▶ _EXERCISE DIRECTIONS_
Print the records below word for word, but leave out the pictures.

▶ _RECORDS PROVIDED_
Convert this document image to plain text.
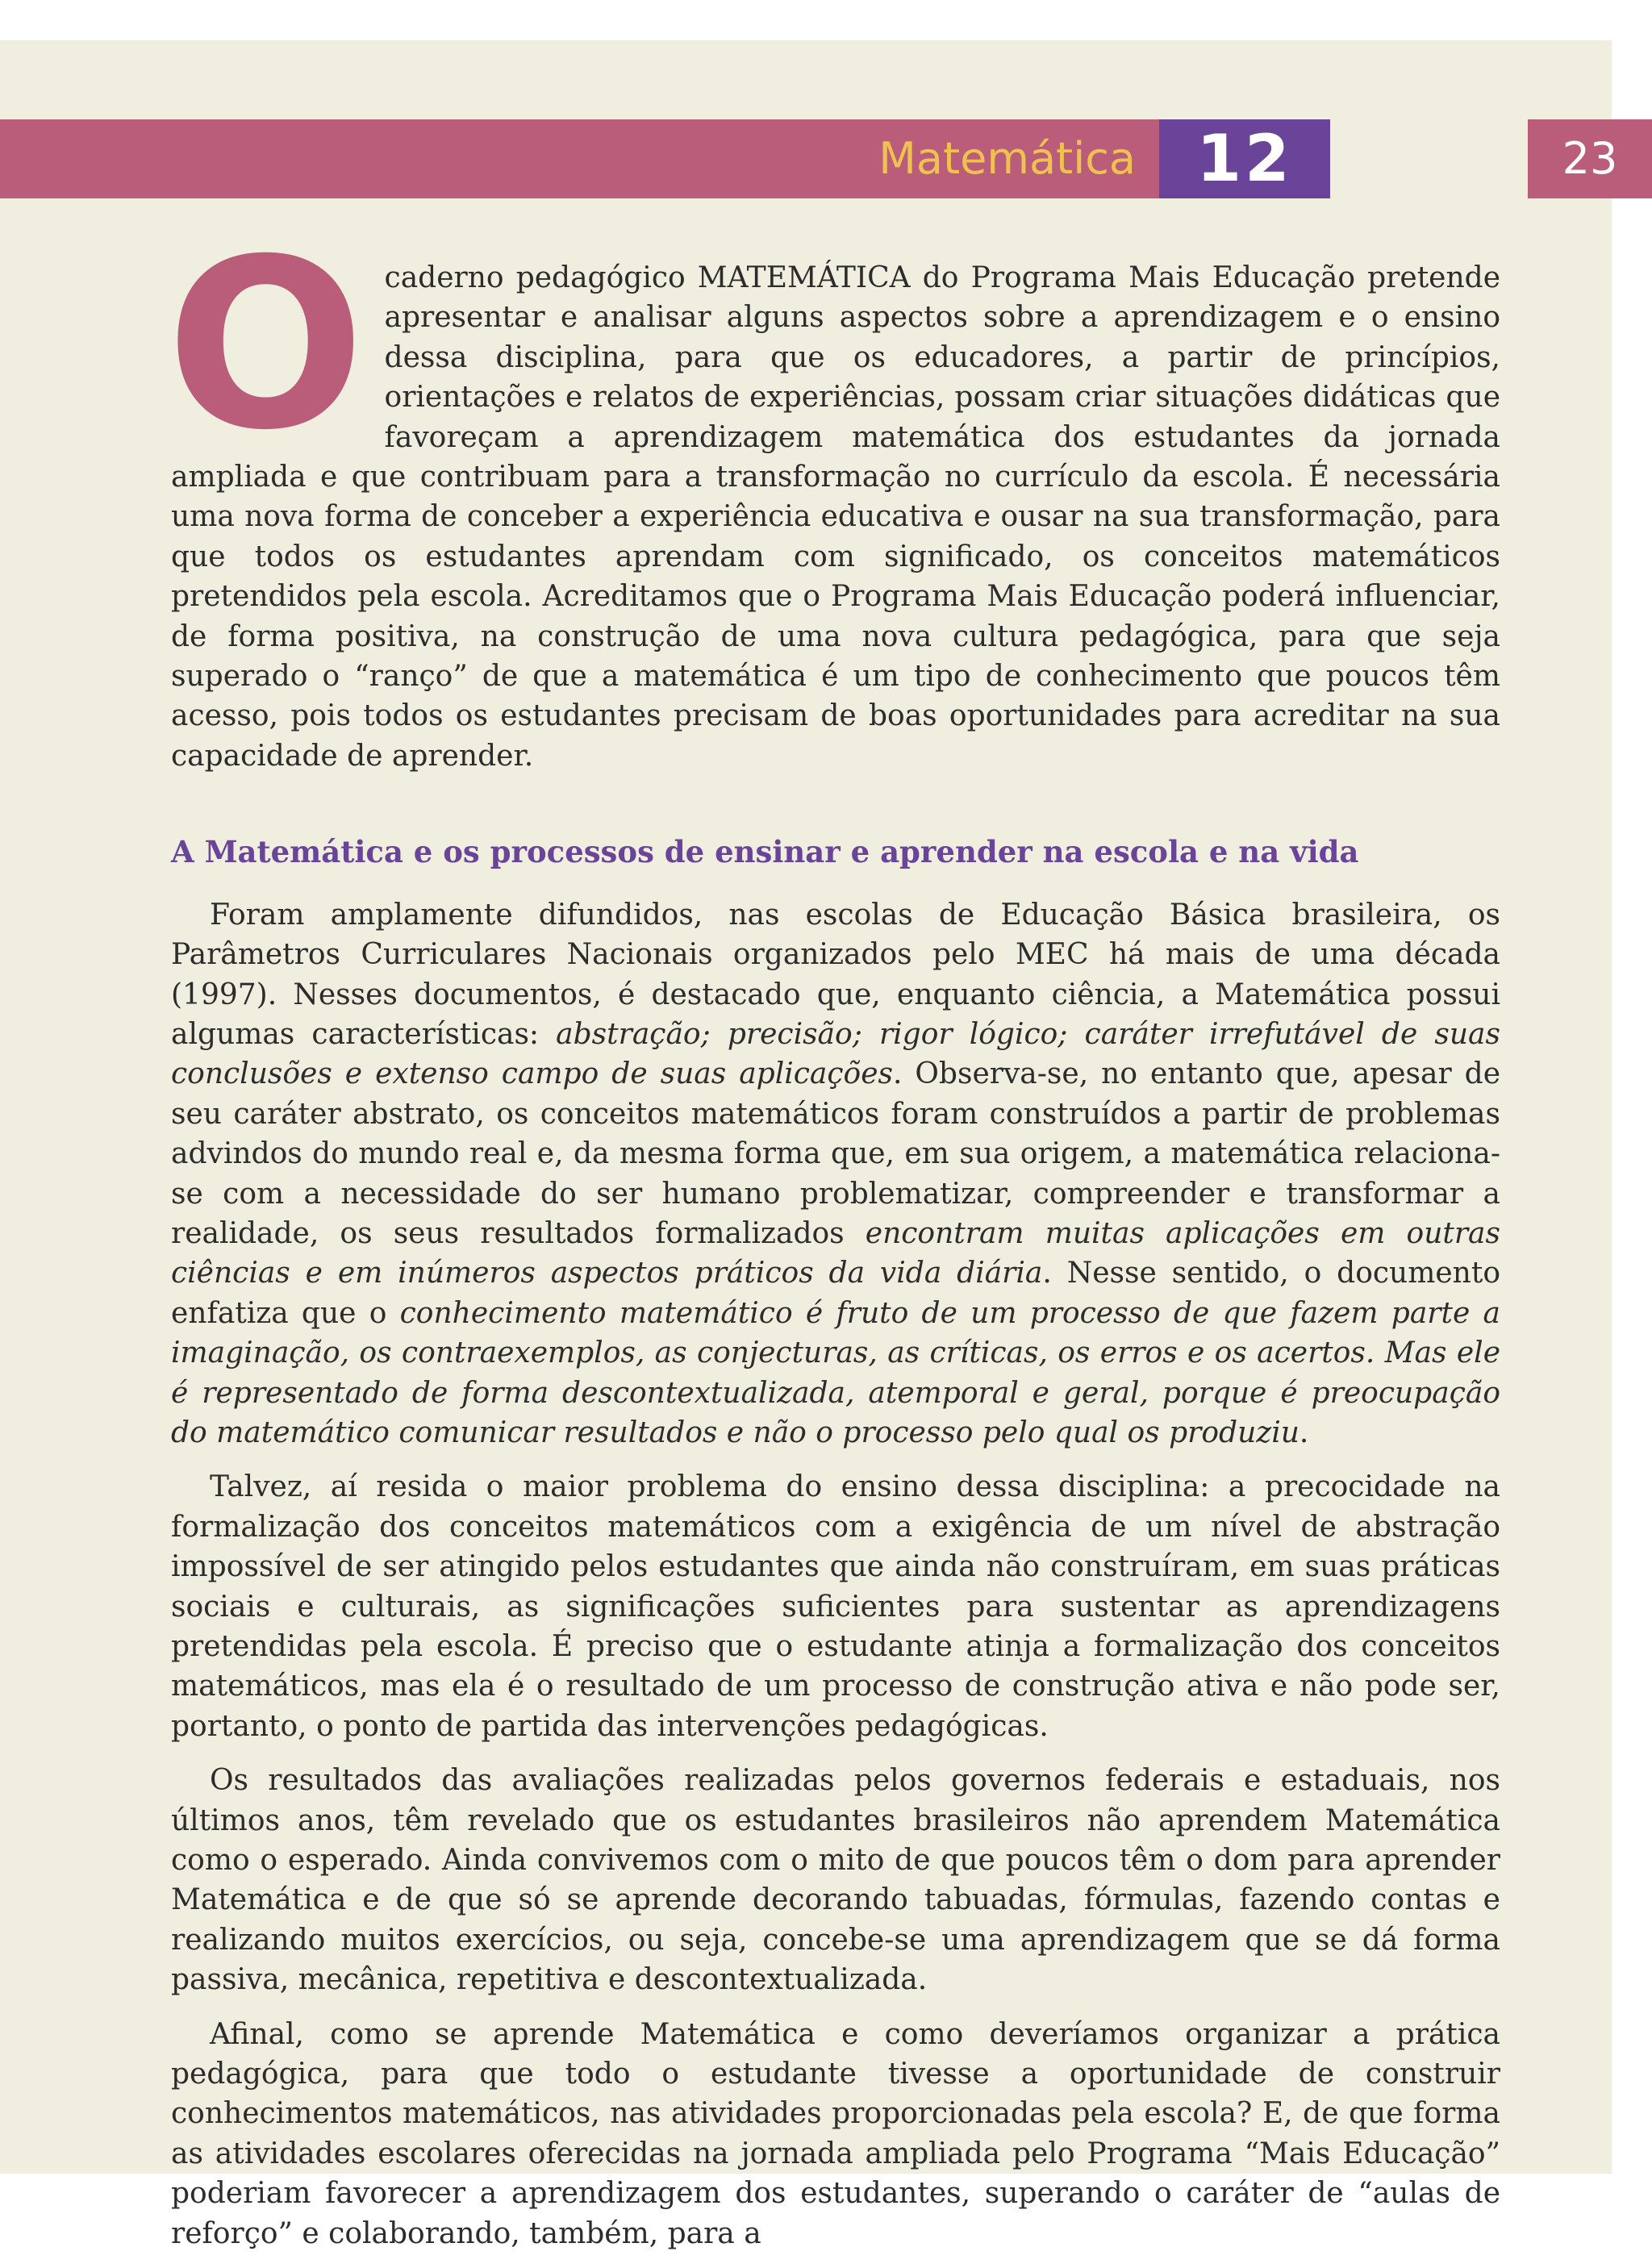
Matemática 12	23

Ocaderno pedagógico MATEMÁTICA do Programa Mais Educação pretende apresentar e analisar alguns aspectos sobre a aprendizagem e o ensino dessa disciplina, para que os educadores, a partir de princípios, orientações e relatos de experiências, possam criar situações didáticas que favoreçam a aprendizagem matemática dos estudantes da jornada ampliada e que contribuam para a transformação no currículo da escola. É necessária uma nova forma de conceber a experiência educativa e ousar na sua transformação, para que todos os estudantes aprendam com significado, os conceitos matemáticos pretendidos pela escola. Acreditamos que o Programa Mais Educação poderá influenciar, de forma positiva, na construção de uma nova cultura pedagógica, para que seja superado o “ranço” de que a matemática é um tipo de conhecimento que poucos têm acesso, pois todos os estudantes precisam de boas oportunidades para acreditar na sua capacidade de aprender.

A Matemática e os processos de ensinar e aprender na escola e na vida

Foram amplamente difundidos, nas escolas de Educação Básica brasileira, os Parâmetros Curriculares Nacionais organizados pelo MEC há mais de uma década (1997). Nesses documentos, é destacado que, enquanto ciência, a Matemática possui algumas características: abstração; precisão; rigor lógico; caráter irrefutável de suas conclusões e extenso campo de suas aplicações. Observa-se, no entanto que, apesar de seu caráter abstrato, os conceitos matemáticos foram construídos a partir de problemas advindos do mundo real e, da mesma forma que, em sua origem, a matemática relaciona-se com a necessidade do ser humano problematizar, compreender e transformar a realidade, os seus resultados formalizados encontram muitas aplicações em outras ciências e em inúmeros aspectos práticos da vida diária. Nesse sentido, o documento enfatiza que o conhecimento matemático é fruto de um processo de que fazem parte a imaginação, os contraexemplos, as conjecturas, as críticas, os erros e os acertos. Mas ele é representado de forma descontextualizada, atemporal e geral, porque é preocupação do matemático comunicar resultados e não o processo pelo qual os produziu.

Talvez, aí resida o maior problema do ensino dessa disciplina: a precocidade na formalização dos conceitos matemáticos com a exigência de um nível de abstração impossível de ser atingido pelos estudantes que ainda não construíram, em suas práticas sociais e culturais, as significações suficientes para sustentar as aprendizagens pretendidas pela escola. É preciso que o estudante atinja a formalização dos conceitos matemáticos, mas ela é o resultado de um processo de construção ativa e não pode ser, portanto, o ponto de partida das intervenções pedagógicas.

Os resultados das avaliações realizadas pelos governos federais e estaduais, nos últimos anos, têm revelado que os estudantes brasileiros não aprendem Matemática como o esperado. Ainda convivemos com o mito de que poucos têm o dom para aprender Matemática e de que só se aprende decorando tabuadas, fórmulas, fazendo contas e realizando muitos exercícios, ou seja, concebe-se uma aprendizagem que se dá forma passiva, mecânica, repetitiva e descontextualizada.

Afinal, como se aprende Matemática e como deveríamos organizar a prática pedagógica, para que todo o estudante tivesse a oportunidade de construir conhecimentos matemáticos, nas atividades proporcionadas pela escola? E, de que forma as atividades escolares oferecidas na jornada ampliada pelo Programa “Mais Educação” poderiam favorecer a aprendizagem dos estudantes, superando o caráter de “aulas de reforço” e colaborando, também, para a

▶ _TASK SOLUTION_
Convert this document image to plain text.
Matemática 12	23

Ocaderno pedagógico MATEMÁTICA do Programa Mais Educação pretende apresentar e analisar alguns aspectos sobre a aprendizagem e o ensino dessa disciplina, para que os educadores, a partir de princípios, orientações e relatos de experiências, possam criar situações didáticas que favoreçam a aprendizagem matemática dos estudantes da jornada ampliada e que contribuam para a transformação no currículo da escola. É necessária uma nova forma de conceber a experiência educativa e ousar na sua transformação, para que todos os estudantes aprendam com significado, os conceitos matemáticos pretendidos pela escola. Acreditamos que o Programa Mais Educação poderá influenciar, de forma positiva, na construção de uma nova cultura pedagógica, para que seja superado o “ranço” de que a matemática é um tipo de conhecimento que poucos têm acesso, pois todos os estudantes precisam de boas oportunidades para acreditar na sua capacidade de aprender.

A Matemática e os processos de ensinar e aprender na escola e na vida

Foram amplamente difundidos, nas escolas de Educação Básica brasileira, os Parâmetros Curriculares Nacionais organizados pelo MEC há mais de uma década (1997). Nesses documentos, é destacado que, enquanto ciência, a Matemática possui algumas características: abstração; precisão; rigor lógico; caráter irrefutável de suas conclusões e extenso campo de suas aplicações. Observa-se, no entanto que, apesar de seu caráter abstrato, os conceitos matemáticos foram construídos a partir de problemas advindos do mundo real e, da mesma forma que, em sua origem, a matemática relaciona-se com a necessidade do ser humano problematizar, compreender e transformar a realidade, os seus resultados formalizados encontram muitas aplicações em outras ciências e em inúmeros aspectos práticos da vida diária. Nesse sentido, o documento enfatiza que o conhecimento matemático é fruto de um processo de que fazem parte a imaginação, os contraexemplos, as conjecturas, as críticas, os erros e os acertos. Mas ele é representado de forma descontextualizada, atemporal e geral, porque é preocupação do matemático comunicar resultados e não o processo pelo qual os produziu.

Talvez, aí resida o maior problema do ensino dessa disciplina: a precocidade na formalização dos conceitos matemáticos com a exigência de um nível de abstração impossível de ser atingido pelos estudantes que ainda não construíram, em suas práticas sociais e culturais, as significações suficientes para sustentar as aprendizagens pretendidas pela escola. É preciso que o estudante atinja a formalização dos conceitos matemáticos, mas ela é o resultado de um processo de construção ativa e não pode ser, portanto, o ponto de partida das intervenções pedagógicas.

Os resultados das avaliações realizadas pelos governos federais e estaduais, nos últimos anos, têm revelado que os estudantes brasileiros não aprendem Matemática como o esperado. Ainda convivemos com o mito de que poucos têm o dom para aprender Matemática e de que só se aprende decorando tabuadas, fórmulas, fazendo contas e realizando muitos exercícios, ou seja, concebe-se uma aprendizagem que se dá forma passiva, mecânica, repetitiva e descontextualizada.

Afinal, como se aprende Matemática e como deveríamos organizar a prática pedagógica, para que todo o estudante tivesse a oportunidade de construir conhecimentos matemáticos, nas atividades proporcionadas pela escola? E, de que forma as atividades escolares oferecidas na jornada ampliada pelo Programa “Mais Educação” poderiam favorecer a aprendizagem dos estudantes, superando o caráter de “aulas de reforço” e colaborando, também, para a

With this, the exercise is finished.